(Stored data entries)
<<<<

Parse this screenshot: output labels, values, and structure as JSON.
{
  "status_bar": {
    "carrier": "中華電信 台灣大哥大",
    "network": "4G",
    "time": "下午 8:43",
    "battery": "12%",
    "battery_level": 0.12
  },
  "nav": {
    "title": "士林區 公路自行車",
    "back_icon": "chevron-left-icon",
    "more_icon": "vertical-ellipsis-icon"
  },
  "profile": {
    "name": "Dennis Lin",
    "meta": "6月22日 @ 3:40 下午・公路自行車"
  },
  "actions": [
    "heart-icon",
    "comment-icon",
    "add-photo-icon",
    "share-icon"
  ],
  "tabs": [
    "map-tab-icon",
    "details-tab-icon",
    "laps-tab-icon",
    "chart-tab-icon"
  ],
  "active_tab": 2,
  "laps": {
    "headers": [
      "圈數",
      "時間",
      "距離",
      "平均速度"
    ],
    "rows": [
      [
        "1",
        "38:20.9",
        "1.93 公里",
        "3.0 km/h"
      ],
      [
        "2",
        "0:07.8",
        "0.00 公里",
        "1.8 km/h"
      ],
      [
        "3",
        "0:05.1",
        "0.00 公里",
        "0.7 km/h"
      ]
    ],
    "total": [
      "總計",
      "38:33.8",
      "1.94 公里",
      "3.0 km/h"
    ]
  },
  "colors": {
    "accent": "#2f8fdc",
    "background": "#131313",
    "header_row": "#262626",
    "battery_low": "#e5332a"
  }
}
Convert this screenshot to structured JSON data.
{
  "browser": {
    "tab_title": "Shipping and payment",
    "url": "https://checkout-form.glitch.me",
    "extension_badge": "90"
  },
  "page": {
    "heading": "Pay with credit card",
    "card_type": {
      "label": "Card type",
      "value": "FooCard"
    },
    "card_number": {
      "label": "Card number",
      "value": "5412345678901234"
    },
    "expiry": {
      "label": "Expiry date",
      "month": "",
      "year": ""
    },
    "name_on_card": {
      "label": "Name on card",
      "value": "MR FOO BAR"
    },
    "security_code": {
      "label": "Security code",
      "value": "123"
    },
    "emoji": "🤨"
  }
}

>>>>

__Task goal__: Retype the material in full. Each word must match.

__Solution for this problem__:
Parse this screenshot: output labels, values, and structure as JSON.
{
  "status_bar": {
    "carrier": "中華電信 台灣大哥大",
    "network": "4G",
    "time": "下午 8:43",
    "battery": "12%",
    "battery_level": 0.12
  },
  "nav": {
    "title": "士林區 公路自行車",
    "back_icon": "chevron-left-icon",
    "more_icon": "vertical-ellipsis-icon"
  },
  "profile": {
    "name": "Dennis Lin",
    "meta": "6月22日 @ 3:40 下午・公路自行車"
  },
  "actions": [
    "heart-icon",
    "comment-icon",
    "add-photo-icon",
    "share-icon"
  ],
  "tabs": [
    "map-tab-icon",
    "details-tab-icon",
    "laps-tab-icon",
    "chart-tab-icon"
  ],
  "active_tab": 2,
  "laps": {
    "headers": [
      "圈數",
      "時間",
      "距離",
      "平均速度"
    ],
    "rows": [
      [
        "1",
        "38:20.9",
        "1.93 公里",
        "3.0 km/h"
      ],
      [
        "2",
        "0:07.8",
        "0.00 公里",
        "1.8 km/h"
      ],
      [
        "3",
        "0:05.1",
        "0.00 公里",
        "0.7 km/h"
      ]
    ],
    "total": [
      "總計",
      "38:33.8",
      "1.94 公里",
      "3.0 km/h"
    ]
  },
  "colors": {
    "accent": "#2f8fdc",
    "background": "#131313",
    "header_row": "#262626",
    "battery_low": "#e5332a"
  }
}
Convert this screenshot to structured JSON data.
{
  "browser": {
    "tab_title": "Shipping and payment",
    "url": "https://checkout-form.glitch.me",
    "extension_badge": "90"
  },
  "page": {
    "heading": "Pay with credit card",
    "card_type": {
      "label": "Card type",
      "value": "FooCard"
    },
    "card_number": {
      "label": "Card number",
      "value": "5412345678901234"
    },
    "expiry": {
      "label": "Expiry date",
      "month": "",
      "year": ""
    },
    "name_on_card": {
      "label": "Name on card",
      "value": "MR FOO BAR"
    },
    "security_code": {
      "label": "Security code",
      "value": "123"
    },
    "emoji": "🤨"
  }
}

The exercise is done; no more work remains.